Required task = Count how many lines of the material hold "Analysis". Respond with that number alone.

Supplied material =

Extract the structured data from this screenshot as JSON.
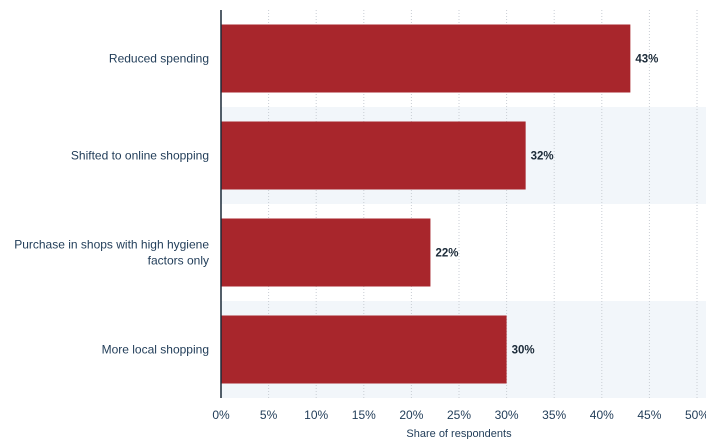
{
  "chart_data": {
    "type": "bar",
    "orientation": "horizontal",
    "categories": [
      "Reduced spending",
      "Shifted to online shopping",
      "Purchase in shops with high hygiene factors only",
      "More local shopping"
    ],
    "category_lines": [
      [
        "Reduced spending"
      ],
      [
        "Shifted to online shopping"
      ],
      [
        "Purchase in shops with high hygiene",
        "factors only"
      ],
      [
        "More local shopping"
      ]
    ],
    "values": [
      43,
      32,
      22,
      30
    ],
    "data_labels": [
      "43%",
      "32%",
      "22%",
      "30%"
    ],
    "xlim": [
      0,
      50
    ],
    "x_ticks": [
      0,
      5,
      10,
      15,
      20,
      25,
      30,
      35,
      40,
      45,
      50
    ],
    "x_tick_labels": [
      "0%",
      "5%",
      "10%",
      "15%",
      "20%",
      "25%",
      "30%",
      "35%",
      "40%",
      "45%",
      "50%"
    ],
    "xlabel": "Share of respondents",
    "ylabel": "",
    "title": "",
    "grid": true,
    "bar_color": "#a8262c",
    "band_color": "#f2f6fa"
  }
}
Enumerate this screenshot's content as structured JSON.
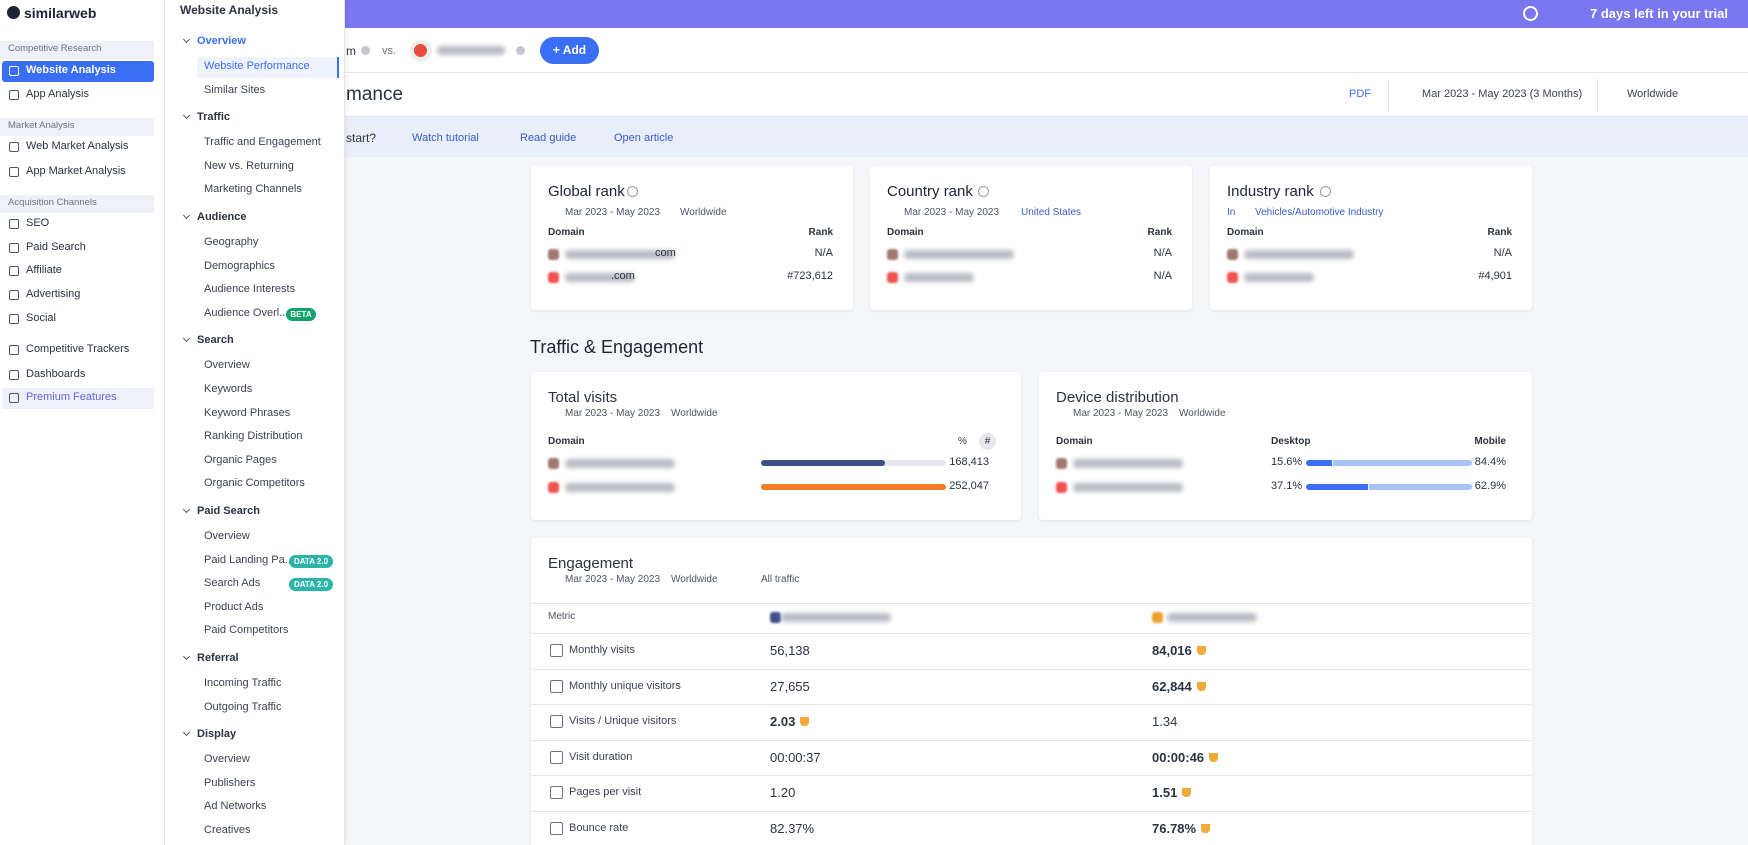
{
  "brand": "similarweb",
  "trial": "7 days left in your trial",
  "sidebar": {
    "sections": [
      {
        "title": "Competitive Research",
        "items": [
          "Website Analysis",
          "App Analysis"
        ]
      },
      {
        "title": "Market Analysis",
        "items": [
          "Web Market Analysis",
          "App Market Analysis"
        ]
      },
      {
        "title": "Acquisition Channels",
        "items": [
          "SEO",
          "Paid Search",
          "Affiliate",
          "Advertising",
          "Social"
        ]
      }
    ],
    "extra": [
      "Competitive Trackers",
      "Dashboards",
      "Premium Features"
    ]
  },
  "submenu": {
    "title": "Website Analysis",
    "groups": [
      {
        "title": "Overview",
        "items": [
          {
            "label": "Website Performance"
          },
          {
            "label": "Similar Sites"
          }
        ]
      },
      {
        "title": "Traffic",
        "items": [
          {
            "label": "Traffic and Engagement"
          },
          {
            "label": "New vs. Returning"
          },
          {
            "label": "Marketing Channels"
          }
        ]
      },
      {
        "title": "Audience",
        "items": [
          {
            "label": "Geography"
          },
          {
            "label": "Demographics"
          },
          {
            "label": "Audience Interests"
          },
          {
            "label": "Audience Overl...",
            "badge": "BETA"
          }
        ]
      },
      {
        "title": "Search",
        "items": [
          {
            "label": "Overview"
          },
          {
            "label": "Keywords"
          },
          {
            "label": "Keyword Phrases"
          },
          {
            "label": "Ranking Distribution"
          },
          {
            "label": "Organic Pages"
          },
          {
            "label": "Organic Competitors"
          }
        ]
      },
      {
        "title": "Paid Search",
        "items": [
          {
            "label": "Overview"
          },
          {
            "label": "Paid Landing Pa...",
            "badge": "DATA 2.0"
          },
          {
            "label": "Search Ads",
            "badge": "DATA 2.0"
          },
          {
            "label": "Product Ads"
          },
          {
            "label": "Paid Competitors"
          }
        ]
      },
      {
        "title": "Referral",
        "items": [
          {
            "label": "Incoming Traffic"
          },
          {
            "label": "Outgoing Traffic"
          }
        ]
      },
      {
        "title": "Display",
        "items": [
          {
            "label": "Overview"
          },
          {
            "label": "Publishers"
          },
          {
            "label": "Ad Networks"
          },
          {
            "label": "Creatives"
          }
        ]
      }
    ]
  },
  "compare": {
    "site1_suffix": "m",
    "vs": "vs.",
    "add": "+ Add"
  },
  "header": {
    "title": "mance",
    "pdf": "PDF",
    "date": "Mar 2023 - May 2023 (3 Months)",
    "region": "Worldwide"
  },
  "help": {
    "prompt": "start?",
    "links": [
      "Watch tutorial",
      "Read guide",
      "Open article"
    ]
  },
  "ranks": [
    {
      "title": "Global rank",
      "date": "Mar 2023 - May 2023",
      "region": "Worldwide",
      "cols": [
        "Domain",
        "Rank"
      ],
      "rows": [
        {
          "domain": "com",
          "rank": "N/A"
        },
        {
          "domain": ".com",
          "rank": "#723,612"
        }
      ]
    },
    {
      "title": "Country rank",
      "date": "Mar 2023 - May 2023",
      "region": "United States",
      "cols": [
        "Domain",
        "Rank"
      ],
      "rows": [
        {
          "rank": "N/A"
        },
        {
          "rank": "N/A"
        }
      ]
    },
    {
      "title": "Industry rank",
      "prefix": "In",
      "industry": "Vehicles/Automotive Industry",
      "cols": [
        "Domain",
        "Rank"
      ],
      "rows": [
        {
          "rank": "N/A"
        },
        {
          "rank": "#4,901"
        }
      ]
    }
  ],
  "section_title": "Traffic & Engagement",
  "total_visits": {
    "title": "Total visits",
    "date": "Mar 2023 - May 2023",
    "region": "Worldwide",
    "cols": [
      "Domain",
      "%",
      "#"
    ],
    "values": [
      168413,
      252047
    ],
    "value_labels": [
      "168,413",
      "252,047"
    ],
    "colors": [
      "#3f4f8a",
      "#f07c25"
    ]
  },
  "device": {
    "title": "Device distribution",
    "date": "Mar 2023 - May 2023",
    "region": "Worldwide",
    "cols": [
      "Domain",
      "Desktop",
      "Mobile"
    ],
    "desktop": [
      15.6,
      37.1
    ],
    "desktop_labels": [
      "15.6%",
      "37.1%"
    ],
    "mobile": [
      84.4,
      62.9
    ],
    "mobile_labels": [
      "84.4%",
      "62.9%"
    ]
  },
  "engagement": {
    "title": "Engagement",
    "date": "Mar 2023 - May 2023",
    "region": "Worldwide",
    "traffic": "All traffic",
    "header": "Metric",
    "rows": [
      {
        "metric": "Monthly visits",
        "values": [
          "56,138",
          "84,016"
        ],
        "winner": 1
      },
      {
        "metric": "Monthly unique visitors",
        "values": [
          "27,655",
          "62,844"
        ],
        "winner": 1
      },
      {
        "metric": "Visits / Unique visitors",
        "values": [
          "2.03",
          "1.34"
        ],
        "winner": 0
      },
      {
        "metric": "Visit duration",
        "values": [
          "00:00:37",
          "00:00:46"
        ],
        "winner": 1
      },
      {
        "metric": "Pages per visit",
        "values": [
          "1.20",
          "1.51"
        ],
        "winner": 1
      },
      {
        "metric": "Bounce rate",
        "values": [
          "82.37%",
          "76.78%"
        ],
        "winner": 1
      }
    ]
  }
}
--
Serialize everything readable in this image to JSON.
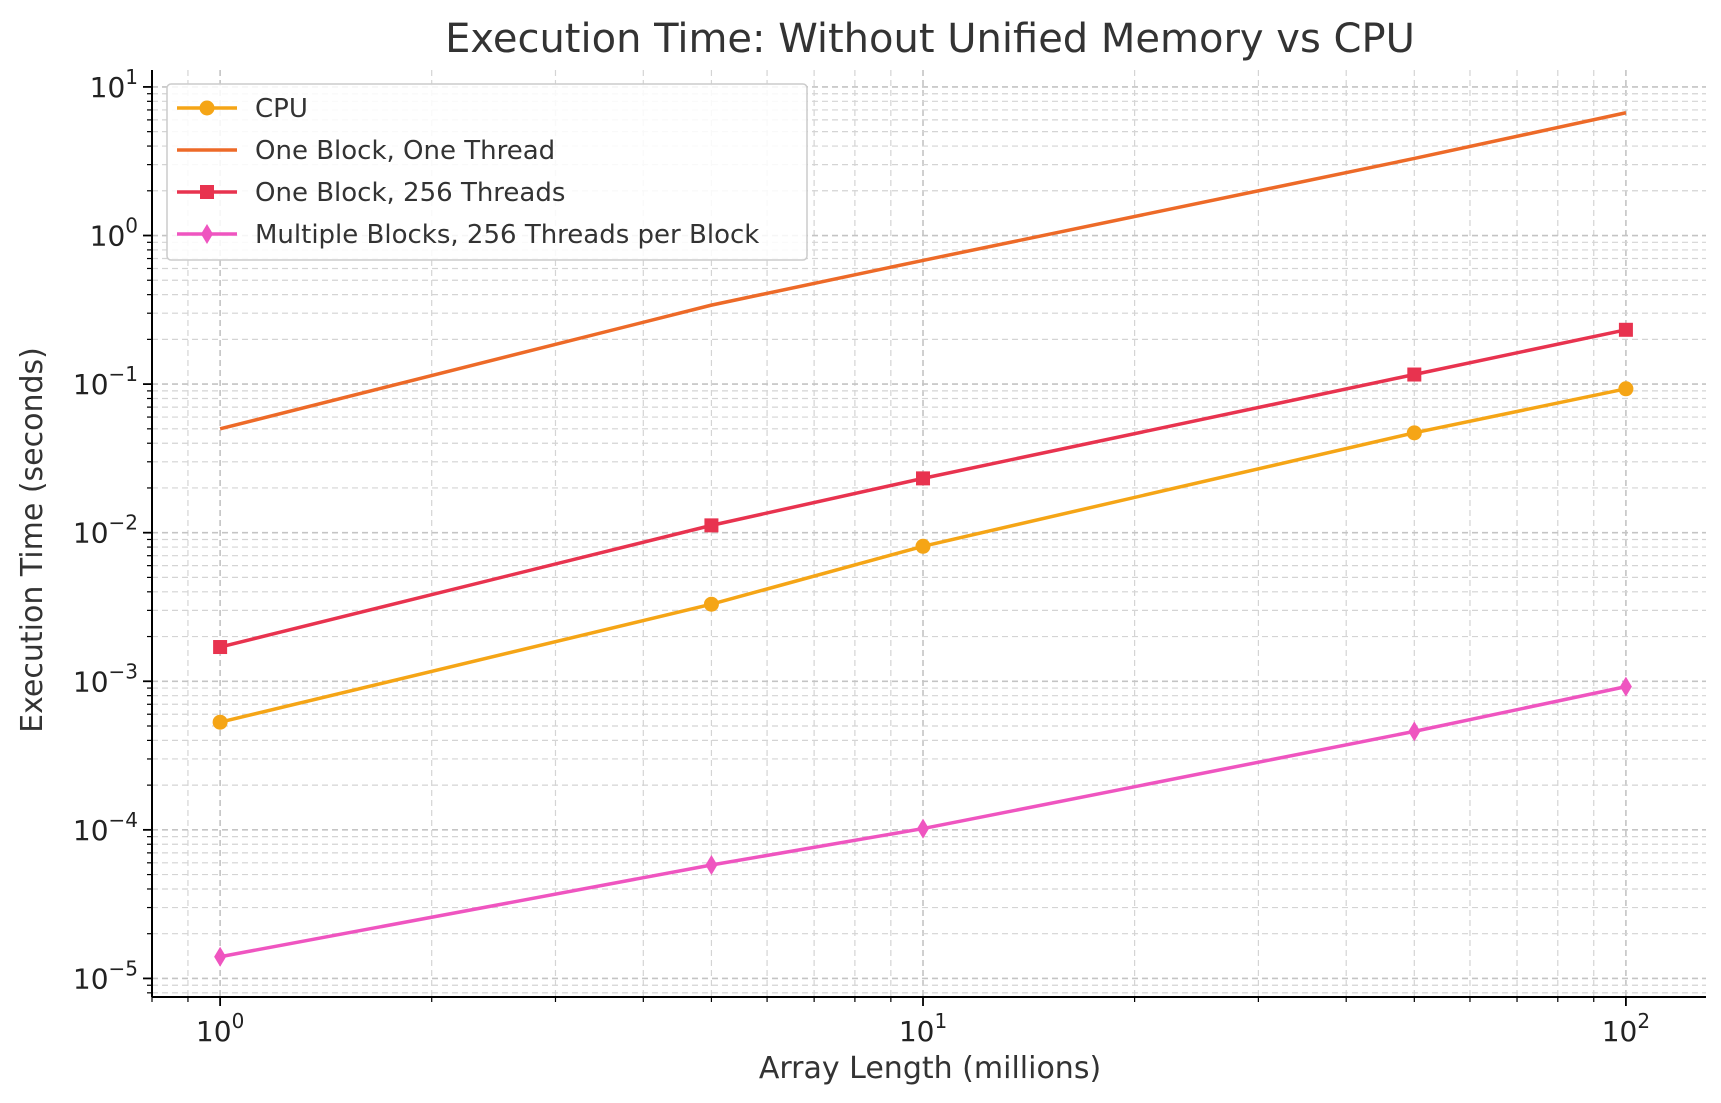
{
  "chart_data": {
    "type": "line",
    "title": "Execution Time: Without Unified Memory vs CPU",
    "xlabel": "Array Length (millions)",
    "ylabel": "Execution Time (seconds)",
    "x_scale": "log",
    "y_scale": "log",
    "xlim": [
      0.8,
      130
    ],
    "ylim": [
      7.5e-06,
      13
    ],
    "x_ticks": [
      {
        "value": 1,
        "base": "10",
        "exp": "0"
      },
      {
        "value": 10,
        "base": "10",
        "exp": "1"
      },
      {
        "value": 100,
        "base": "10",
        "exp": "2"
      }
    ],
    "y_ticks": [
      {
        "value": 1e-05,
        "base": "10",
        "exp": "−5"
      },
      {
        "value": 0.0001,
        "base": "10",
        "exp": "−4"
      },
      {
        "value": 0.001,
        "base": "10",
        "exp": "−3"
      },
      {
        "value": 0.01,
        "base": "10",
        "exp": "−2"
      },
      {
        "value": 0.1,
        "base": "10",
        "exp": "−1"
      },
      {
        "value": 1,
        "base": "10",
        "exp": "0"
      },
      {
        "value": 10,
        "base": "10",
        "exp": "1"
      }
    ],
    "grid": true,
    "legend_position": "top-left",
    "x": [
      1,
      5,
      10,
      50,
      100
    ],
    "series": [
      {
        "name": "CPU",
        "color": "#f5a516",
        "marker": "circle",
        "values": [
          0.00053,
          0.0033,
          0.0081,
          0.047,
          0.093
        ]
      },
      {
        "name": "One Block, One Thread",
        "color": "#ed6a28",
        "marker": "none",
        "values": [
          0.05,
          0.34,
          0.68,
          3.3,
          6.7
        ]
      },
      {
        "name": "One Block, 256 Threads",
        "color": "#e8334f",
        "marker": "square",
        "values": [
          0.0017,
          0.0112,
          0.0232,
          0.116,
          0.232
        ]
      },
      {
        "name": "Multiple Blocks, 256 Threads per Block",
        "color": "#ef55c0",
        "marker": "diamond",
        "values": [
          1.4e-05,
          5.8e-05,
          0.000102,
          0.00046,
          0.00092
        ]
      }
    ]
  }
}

Result of this task = 6